[Source records]
— Begin —

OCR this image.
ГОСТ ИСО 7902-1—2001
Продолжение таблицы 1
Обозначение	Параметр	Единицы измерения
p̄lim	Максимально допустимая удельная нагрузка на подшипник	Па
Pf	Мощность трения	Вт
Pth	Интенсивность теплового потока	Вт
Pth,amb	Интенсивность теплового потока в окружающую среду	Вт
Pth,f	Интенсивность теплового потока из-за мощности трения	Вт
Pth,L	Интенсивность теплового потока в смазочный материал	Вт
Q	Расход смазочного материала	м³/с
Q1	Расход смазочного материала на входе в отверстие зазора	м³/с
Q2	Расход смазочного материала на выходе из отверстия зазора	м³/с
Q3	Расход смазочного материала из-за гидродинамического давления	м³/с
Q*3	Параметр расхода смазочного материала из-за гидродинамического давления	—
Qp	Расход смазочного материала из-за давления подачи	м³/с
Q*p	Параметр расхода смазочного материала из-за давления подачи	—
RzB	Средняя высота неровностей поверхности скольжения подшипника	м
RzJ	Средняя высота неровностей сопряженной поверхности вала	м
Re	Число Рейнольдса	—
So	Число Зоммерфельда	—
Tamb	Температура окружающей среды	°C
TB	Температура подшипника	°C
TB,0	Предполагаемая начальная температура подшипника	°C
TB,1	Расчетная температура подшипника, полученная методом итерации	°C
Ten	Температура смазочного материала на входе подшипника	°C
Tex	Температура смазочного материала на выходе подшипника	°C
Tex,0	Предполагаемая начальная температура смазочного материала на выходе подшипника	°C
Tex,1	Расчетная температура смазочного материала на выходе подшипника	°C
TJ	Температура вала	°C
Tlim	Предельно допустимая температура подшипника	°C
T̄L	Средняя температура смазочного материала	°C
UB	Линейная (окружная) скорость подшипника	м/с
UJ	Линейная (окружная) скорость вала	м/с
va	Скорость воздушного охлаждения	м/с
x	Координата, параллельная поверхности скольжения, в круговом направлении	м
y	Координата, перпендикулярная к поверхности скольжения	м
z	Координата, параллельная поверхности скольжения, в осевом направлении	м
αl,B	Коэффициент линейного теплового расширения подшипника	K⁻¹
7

— End —

What count of lines in the listing contain the word "направлении"? Reply with the number only.

> Answer to this exercise
2